**What the exercise asks:**
Your task is to repeat the entries underneath exactly, minus the pictures.

Start of Data records

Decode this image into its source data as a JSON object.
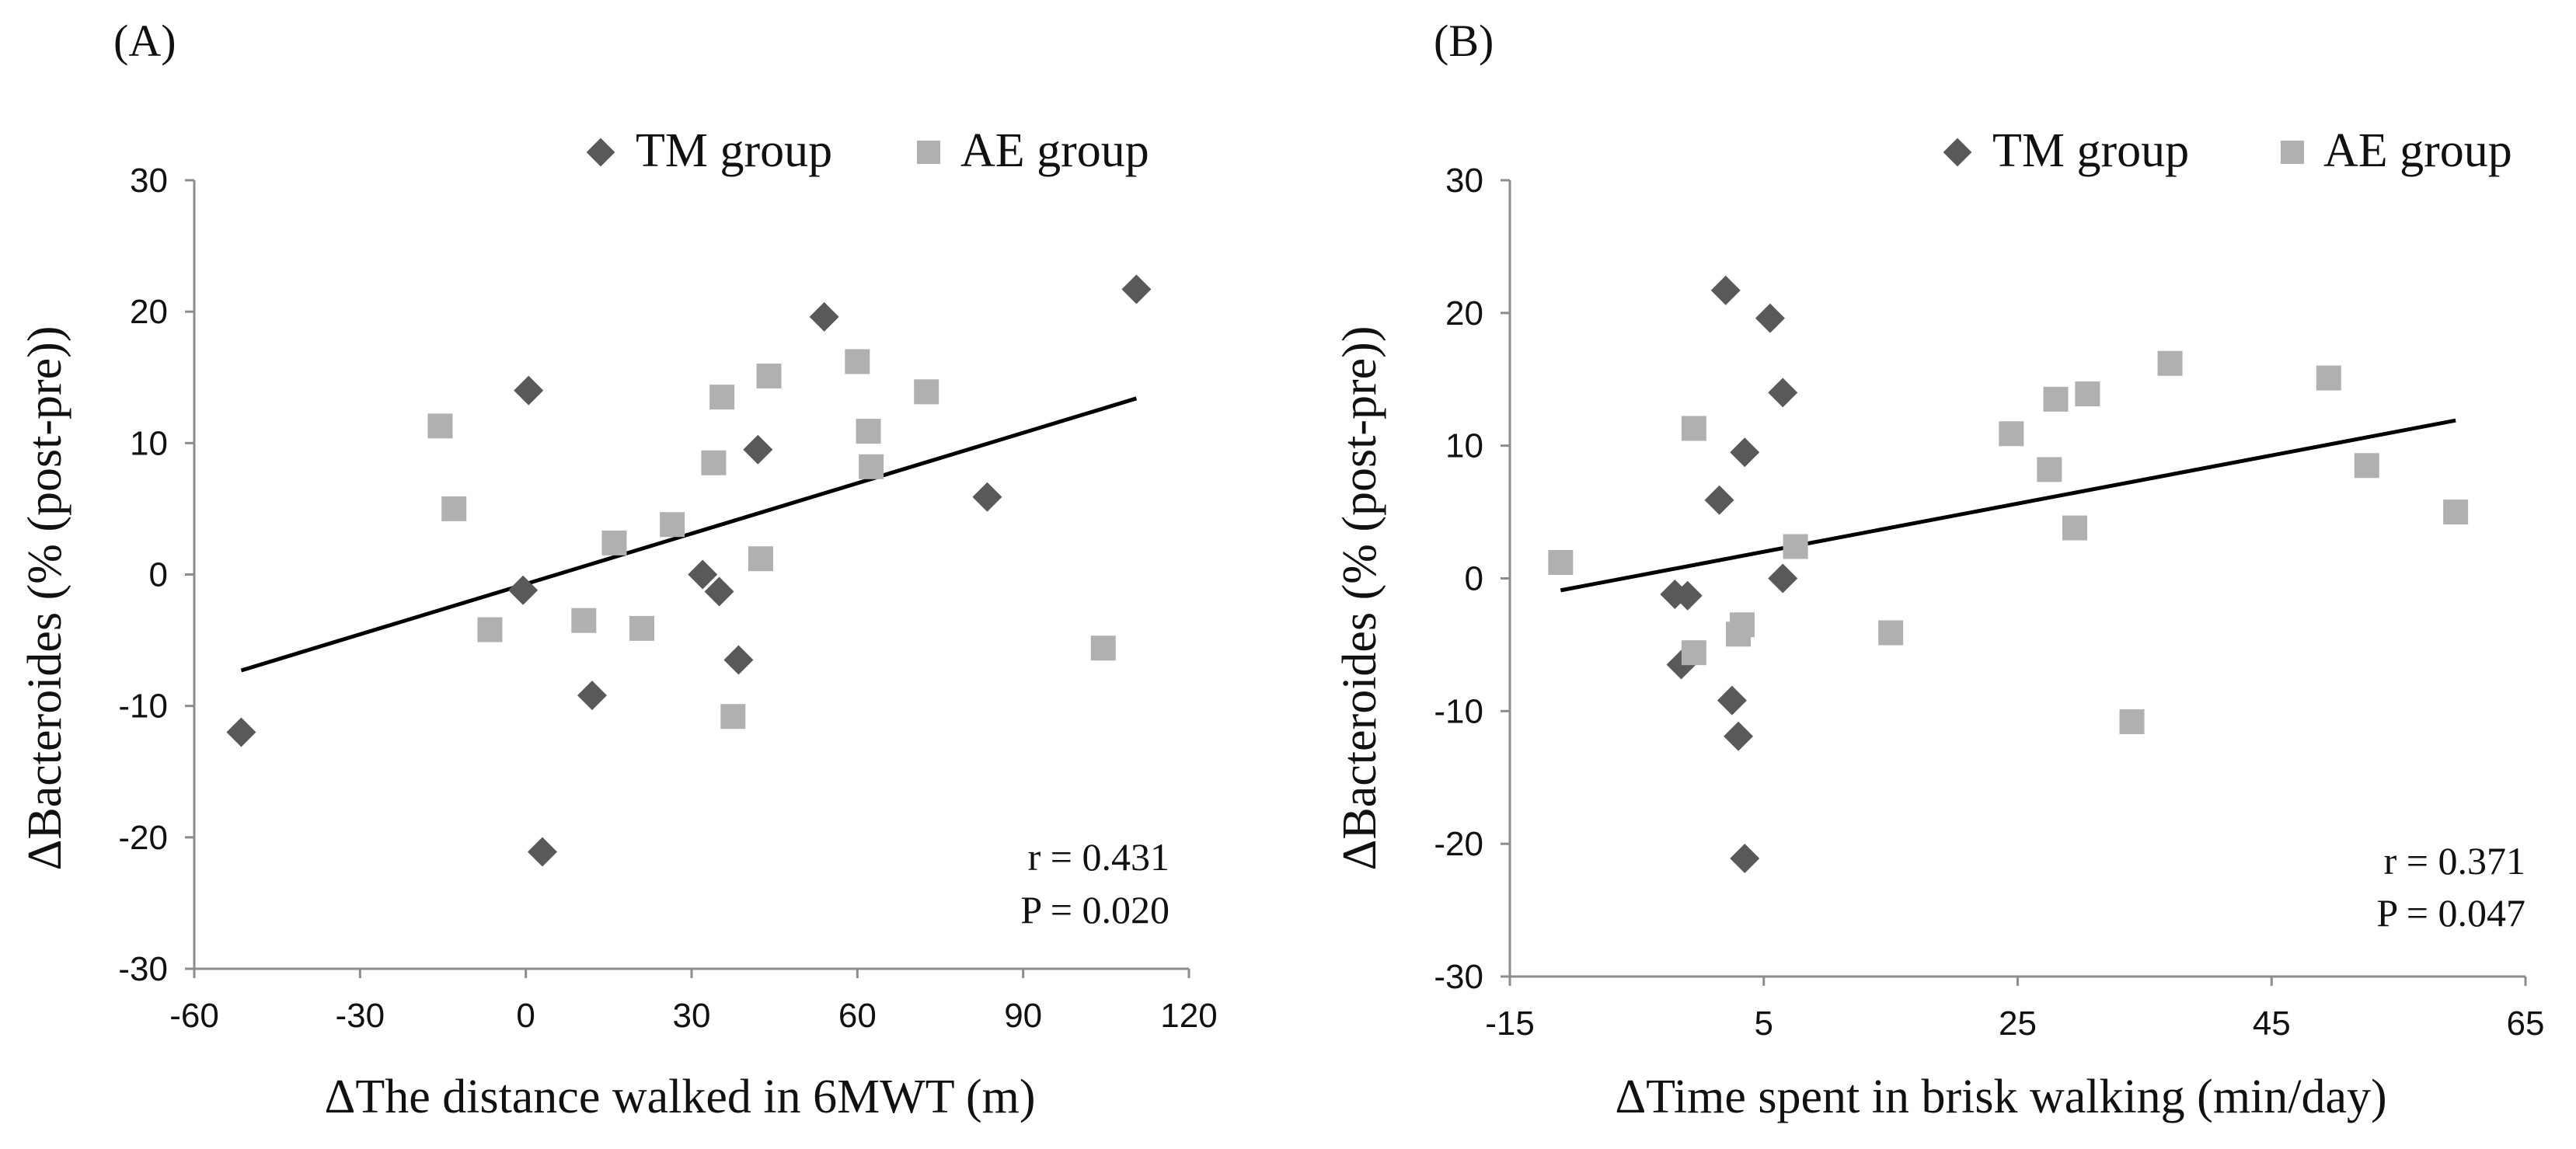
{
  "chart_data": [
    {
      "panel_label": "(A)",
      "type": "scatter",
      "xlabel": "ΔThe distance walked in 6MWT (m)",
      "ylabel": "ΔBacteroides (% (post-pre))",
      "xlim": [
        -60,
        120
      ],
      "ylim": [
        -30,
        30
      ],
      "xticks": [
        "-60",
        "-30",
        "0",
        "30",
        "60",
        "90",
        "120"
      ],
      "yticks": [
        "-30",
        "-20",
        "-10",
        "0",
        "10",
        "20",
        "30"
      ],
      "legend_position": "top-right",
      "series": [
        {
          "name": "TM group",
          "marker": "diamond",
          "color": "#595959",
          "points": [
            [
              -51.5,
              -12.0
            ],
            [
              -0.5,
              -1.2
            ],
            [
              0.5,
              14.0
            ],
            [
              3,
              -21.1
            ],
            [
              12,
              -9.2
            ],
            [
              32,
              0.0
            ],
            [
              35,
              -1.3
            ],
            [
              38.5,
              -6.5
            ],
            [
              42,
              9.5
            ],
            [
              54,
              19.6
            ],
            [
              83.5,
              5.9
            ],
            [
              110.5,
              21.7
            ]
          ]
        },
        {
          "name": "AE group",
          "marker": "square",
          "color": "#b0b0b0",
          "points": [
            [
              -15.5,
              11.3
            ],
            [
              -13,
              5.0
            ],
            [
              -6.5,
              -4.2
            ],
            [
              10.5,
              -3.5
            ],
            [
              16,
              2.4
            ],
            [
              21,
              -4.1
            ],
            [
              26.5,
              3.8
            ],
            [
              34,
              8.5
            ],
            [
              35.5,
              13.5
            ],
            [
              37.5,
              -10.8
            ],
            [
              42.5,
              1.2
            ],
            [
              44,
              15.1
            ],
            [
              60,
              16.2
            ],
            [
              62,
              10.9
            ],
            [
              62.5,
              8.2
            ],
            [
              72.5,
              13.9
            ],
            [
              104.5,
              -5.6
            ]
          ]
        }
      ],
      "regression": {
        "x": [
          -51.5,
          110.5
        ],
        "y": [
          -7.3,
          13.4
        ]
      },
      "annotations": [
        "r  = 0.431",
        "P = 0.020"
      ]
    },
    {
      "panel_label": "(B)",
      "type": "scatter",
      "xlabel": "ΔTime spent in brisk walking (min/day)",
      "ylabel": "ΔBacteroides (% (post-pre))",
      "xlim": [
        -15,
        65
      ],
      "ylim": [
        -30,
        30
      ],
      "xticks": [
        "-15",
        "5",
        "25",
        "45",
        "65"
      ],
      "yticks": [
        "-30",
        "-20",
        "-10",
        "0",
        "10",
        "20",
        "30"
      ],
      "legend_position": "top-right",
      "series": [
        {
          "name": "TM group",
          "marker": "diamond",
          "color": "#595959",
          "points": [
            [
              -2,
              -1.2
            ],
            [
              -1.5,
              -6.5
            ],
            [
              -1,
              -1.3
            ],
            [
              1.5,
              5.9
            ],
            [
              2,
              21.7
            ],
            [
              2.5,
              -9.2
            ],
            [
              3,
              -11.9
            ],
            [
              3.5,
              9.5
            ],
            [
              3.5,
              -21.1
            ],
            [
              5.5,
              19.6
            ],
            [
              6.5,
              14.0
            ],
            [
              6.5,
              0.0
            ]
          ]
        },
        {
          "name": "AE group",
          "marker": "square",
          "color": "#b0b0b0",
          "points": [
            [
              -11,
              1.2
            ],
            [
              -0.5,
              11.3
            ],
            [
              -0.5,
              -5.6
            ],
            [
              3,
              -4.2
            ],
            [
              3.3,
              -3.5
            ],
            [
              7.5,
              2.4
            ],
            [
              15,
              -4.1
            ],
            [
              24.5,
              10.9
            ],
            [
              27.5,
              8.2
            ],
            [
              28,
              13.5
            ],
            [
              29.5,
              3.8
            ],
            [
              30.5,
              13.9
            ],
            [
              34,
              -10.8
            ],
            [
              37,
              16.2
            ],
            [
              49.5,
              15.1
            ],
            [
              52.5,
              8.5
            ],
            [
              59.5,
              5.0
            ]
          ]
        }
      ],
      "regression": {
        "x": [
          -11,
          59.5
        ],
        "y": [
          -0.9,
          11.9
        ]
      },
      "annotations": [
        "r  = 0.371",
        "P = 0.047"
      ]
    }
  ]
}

End of Data records

**Answer below:**
Decode this image into its source data as a JSON object.
{
  "chart_data": [
    {
      "panel_label": "(A)",
      "type": "scatter",
      "xlabel": "ΔThe distance walked in 6MWT (m)",
      "ylabel": "ΔBacteroides (% (post-pre))",
      "xlim": [
        -60,
        120
      ],
      "ylim": [
        -30,
        30
      ],
      "xticks": [
        "-60",
        "-30",
        "0",
        "30",
        "60",
        "90",
        "120"
      ],
      "yticks": [
        "-30",
        "-20",
        "-10",
        "0",
        "10",
        "20",
        "30"
      ],
      "legend_position": "top-right",
      "series": [
        {
          "name": "TM group",
          "marker": "diamond",
          "color": "#595959",
          "points": [
            [
              -51.5,
              -12.0
            ],
            [
              -0.5,
              -1.2
            ],
            [
              0.5,
              14.0
            ],
            [
              3,
              -21.1
            ],
            [
              12,
              -9.2
            ],
            [
              32,
              0.0
            ],
            [
              35,
              -1.3
            ],
            [
              38.5,
              -6.5
            ],
            [
              42,
              9.5
            ],
            [
              54,
              19.6
            ],
            [
              83.5,
              5.9
            ],
            [
              110.5,
              21.7
            ]
          ]
        },
        {
          "name": "AE group",
          "marker": "square",
          "color": "#b0b0b0",
          "points": [
            [
              -15.5,
              11.3
            ],
            [
              -13,
              5.0
            ],
            [
              -6.5,
              -4.2
            ],
            [
              10.5,
              -3.5
            ],
            [
              16,
              2.4
            ],
            [
              21,
              -4.1
            ],
            [
              26.5,
              3.8
            ],
            [
              34,
              8.5
            ],
            [
              35.5,
              13.5
            ],
            [
              37.5,
              -10.8
            ],
            [
              42.5,
              1.2
            ],
            [
              44,
              15.1
            ],
            [
              60,
              16.2
            ],
            [
              62,
              10.9
            ],
            [
              62.5,
              8.2
            ],
            [
              72.5,
              13.9
            ],
            [
              104.5,
              -5.6
            ]
          ]
        }
      ],
      "regression": {
        "x": [
          -51.5,
          110.5
        ],
        "y": [
          -7.3,
          13.4
        ]
      },
      "annotations": [
        "r  = 0.431",
        "P = 0.020"
      ]
    },
    {
      "panel_label": "(B)",
      "type": "scatter",
      "xlabel": "ΔTime spent in brisk walking (min/day)",
      "ylabel": "ΔBacteroides (% (post-pre))",
      "xlim": [
        -15,
        65
      ],
      "ylim": [
        -30,
        30
      ],
      "xticks": [
        "-15",
        "5",
        "25",
        "45",
        "65"
      ],
      "yticks": [
        "-30",
        "-20",
        "-10",
        "0",
        "10",
        "20",
        "30"
      ],
      "legend_position": "top-right",
      "series": [
        {
          "name": "TM group",
          "marker": "diamond",
          "color": "#595959",
          "points": [
            [
              -2,
              -1.2
            ],
            [
              -1.5,
              -6.5
            ],
            [
              -1,
              -1.3
            ],
            [
              1.5,
              5.9
            ],
            [
              2,
              21.7
            ],
            [
              2.5,
              -9.2
            ],
            [
              3,
              -11.9
            ],
            [
              3.5,
              9.5
            ],
            [
              3.5,
              -21.1
            ],
            [
              5.5,
              19.6
            ],
            [
              6.5,
              14.0
            ],
            [
              6.5,
              0.0
            ]
          ]
        },
        {
          "name": "AE group",
          "marker": "square",
          "color": "#b0b0b0",
          "points": [
            [
              -11,
              1.2
            ],
            [
              -0.5,
              11.3
            ],
            [
              -0.5,
              -5.6
            ],
            [
              3,
              -4.2
            ],
            [
              3.3,
              -3.5
            ],
            [
              7.5,
              2.4
            ],
            [
              15,
              -4.1
            ],
            [
              24.5,
              10.9
            ],
            [
              27.5,
              8.2
            ],
            [
              28,
              13.5
            ],
            [
              29.5,
              3.8
            ],
            [
              30.5,
              13.9
            ],
            [
              34,
              -10.8
            ],
            [
              37,
              16.2
            ],
            [
              49.5,
              15.1
            ],
            [
              52.5,
              8.5
            ],
            [
              59.5,
              5.0
            ]
          ]
        }
      ],
      "regression": {
        "x": [
          -11,
          59.5
        ],
        "y": [
          -0.9,
          11.9
        ]
      },
      "annotations": [
        "r  = 0.371",
        "P = 0.047"
      ]
    }
  ]
}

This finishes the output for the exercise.